_GOAL OF THE EXERCISE:_
The listing below should be written out exactly; please include all of it.

#### RECORDS FOR PROCESSING ####

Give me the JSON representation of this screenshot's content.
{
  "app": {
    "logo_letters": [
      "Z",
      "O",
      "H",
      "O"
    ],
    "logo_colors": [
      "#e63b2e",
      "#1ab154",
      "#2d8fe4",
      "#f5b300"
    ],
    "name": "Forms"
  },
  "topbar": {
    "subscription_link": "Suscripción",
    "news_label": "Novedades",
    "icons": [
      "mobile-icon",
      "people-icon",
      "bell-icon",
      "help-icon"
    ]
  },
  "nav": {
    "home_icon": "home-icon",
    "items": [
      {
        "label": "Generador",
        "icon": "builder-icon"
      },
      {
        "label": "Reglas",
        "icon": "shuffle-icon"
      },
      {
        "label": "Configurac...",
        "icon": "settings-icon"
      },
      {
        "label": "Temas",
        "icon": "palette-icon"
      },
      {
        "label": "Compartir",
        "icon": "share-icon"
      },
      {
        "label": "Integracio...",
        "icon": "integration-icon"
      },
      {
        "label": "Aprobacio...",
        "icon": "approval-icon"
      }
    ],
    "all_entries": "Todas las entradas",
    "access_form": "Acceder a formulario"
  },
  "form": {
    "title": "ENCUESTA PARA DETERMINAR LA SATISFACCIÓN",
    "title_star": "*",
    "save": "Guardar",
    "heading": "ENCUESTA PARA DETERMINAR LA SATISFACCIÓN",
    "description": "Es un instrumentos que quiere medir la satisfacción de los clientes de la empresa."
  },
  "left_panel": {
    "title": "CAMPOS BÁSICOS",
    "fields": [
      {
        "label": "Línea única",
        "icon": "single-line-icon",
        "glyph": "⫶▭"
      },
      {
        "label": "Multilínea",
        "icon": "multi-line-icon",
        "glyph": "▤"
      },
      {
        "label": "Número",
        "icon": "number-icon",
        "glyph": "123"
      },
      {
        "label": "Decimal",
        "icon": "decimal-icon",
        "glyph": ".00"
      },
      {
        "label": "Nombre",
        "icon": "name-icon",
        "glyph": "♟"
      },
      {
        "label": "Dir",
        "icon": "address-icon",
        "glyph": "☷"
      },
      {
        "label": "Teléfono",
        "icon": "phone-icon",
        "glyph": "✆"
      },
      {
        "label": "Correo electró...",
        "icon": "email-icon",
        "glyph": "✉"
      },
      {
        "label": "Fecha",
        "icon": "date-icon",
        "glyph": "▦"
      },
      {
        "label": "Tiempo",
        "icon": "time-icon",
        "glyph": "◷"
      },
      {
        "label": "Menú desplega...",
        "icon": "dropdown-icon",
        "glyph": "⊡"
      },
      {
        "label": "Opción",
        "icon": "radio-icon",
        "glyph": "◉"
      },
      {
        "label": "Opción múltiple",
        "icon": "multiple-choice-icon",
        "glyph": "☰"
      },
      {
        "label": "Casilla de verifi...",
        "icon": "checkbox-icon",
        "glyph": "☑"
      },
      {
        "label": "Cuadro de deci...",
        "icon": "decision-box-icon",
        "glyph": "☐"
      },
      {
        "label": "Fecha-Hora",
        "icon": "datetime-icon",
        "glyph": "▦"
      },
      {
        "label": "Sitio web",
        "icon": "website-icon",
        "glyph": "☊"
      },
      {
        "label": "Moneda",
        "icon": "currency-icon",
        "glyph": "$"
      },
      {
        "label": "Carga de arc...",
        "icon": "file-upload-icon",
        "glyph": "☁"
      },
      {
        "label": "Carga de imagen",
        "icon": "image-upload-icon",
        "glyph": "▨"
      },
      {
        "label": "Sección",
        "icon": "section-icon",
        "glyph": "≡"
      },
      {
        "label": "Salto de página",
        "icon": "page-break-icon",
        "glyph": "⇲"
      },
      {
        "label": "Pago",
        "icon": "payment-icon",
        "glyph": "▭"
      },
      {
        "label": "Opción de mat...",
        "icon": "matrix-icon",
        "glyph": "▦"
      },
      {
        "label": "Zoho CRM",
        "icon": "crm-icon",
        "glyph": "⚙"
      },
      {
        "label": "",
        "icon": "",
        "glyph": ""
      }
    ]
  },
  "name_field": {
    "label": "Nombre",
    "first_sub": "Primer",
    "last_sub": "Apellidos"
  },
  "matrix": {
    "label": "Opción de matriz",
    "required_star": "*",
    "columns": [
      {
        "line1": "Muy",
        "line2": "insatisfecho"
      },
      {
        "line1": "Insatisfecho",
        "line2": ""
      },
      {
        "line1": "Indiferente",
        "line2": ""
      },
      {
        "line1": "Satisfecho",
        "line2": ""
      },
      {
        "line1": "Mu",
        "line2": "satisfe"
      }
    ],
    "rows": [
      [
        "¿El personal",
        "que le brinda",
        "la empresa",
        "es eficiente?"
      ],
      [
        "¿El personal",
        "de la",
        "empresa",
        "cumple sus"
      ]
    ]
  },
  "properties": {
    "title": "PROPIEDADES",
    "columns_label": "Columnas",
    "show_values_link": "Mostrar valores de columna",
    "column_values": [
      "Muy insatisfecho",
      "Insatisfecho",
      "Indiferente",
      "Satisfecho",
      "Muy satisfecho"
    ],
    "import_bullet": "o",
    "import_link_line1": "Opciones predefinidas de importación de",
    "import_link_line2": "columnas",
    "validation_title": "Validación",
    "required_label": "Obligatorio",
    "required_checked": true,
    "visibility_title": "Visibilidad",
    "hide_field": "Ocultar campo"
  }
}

####

_EXPECTED OUTPUT:_
Give me the JSON representation of this screenshot's content.
{
  "app": {
    "logo_letters": [
      "Z",
      "O",
      "H",
      "O"
    ],
    "logo_colors": [
      "#e63b2e",
      "#1ab154",
      "#2d8fe4",
      "#f5b300"
    ],
    "name": "Forms"
  },
  "topbar": {
    "subscription_link": "Suscripción",
    "news_label": "Novedades",
    "icons": [
      "mobile-icon",
      "people-icon",
      "bell-icon",
      "help-icon"
    ]
  },
  "nav": {
    "home_icon": "home-icon",
    "items": [
      {
        "label": "Generador",
        "icon": "builder-icon"
      },
      {
        "label": "Reglas",
        "icon": "shuffle-icon"
      },
      {
        "label": "Configurac...",
        "icon": "settings-icon"
      },
      {
        "label": "Temas",
        "icon": "palette-icon"
      },
      {
        "label": "Compartir",
        "icon": "share-icon"
      },
      {
        "label": "Integracio...",
        "icon": "integration-icon"
      },
      {
        "label": "Aprobacio...",
        "icon": "approval-icon"
      }
    ],
    "all_entries": "Todas las entradas",
    "access_form": "Acceder a formulario"
  },
  "form": {
    "title": "ENCUESTA PARA DETERMINAR LA SATISFACCIÓN",
    "title_star": "*",
    "save": "Guardar",
    "heading": "ENCUESTA PARA DETERMINAR LA SATISFACCIÓN",
    "description": "Es un instrumentos que quiere medir la satisfacción de los clientes de la empresa."
  },
  "left_panel": {
    "title": "CAMPOS BÁSICOS",
    "fields": [
      {
        "label": "Línea única",
        "icon": "single-line-icon",
        "glyph": "⫶▭"
      },
      {
        "label": "Multilínea",
        "icon": "multi-line-icon",
        "glyph": "▤"
      },
      {
        "label": "Número",
        "icon": "number-icon",
        "glyph": "123"
      },
      {
        "label": "Decimal",
        "icon": "decimal-icon",
        "glyph": ".00"
      },
      {
        "label": "Nombre",
        "icon": "name-icon",
        "glyph": "♟"
      },
      {
        "label": "Dir",
        "icon": "address-icon",
        "glyph": "☷"
      },
      {
        "label": "Teléfono",
        "icon": "phone-icon",
        "glyph": "✆"
      },
      {
        "label": "Correo electró...",
        "icon": "email-icon",
        "glyph": "✉"
      },
      {
        "label": "Fecha",
        "icon": "date-icon",
        "glyph": "▦"
      },
      {
        "label": "Tiempo",
        "icon": "time-icon",
        "glyph": "◷"
      },
      {
        "label": "Menú desplega...",
        "icon": "dropdown-icon",
        "glyph": "⊡"
      },
      {
        "label": "Opción",
        "icon": "radio-icon",
        "glyph": "◉"
      },
      {
        "label": "Opción múltiple",
        "icon": "multiple-choice-icon",
        "glyph": "☰"
      },
      {
        "label": "Casilla de verifi...",
        "icon": "checkbox-icon",
        "glyph": "☑"
      },
      {
        "label": "Cuadro de deci...",
        "icon": "decision-box-icon",
        "glyph": "☐"
      },
      {
        "label": "Fecha-Hora",
        "icon": "datetime-icon",
        "glyph": "▦"
      },
      {
        "label": "Sitio web",
        "icon": "website-icon",
        "glyph": "☊"
      },
      {
        "label": "Moneda",
        "icon": "currency-icon",
        "glyph": "$"
      },
      {
        "label": "Carga de arc...",
        "icon": "file-upload-icon",
        "glyph": "☁"
      },
      {
        "label": "Carga de imagen",
        "icon": "image-upload-icon",
        "glyph": "▨"
      },
      {
        "label": "Sección",
        "icon": "section-icon",
        "glyph": "≡"
      },
      {
        "label": "Salto de página",
        "icon": "page-break-icon",
        "glyph": "⇲"
      },
      {
        "label": "Pago",
        "icon": "payment-icon",
        "glyph": "▭"
      },
      {
        "label": "Opción de mat...",
        "icon": "matrix-icon",
        "glyph": "▦"
      },
      {
        "label": "Zoho CRM",
        "icon": "crm-icon",
        "glyph": "⚙"
      },
      {
        "label": "",
        "icon": "",
        "glyph": ""
      }
    ]
  },
  "name_field": {
    "label": "Nombre",
    "first_sub": "Primer",
    "last_sub": "Apellidos"
  },
  "matrix": {
    "label": "Opción de matriz",
    "required_star": "*",
    "columns": [
      {
        "line1": "Muy",
        "line2": "insatisfecho"
      },
      {
        "line1": "Insatisfecho",
        "line2": ""
      },
      {
        "line1": "Indiferente",
        "line2": ""
      },
      {
        "line1": "Satisfecho",
        "line2": ""
      },
      {
        "line1": "Mu",
        "line2": "satisfe"
      }
    ],
    "rows": [
      [
        "¿El personal",
        "que le brinda",
        "la empresa",
        "es eficiente?"
      ],
      [
        "¿El personal",
        "de la",
        "empresa",
        "cumple sus"
      ]
    ]
  },
  "properties": {
    "title": "PROPIEDADES",
    "columns_label": "Columnas",
    "show_values_link": "Mostrar valores de columna",
    "column_values": [
      "Muy insatisfecho",
      "Insatisfecho",
      "Indiferente",
      "Satisfecho",
      "Muy satisfecho"
    ],
    "import_bullet": "o",
    "import_link_line1": "Opciones predefinidas de importación de",
    "import_link_line2": "columnas",
    "validation_title": "Validación",
    "required_label": "Obligatorio",
    "required_checked": true,
    "visibility_title": "Visibilidad",
    "hide_field": "Ocultar campo"
  }
}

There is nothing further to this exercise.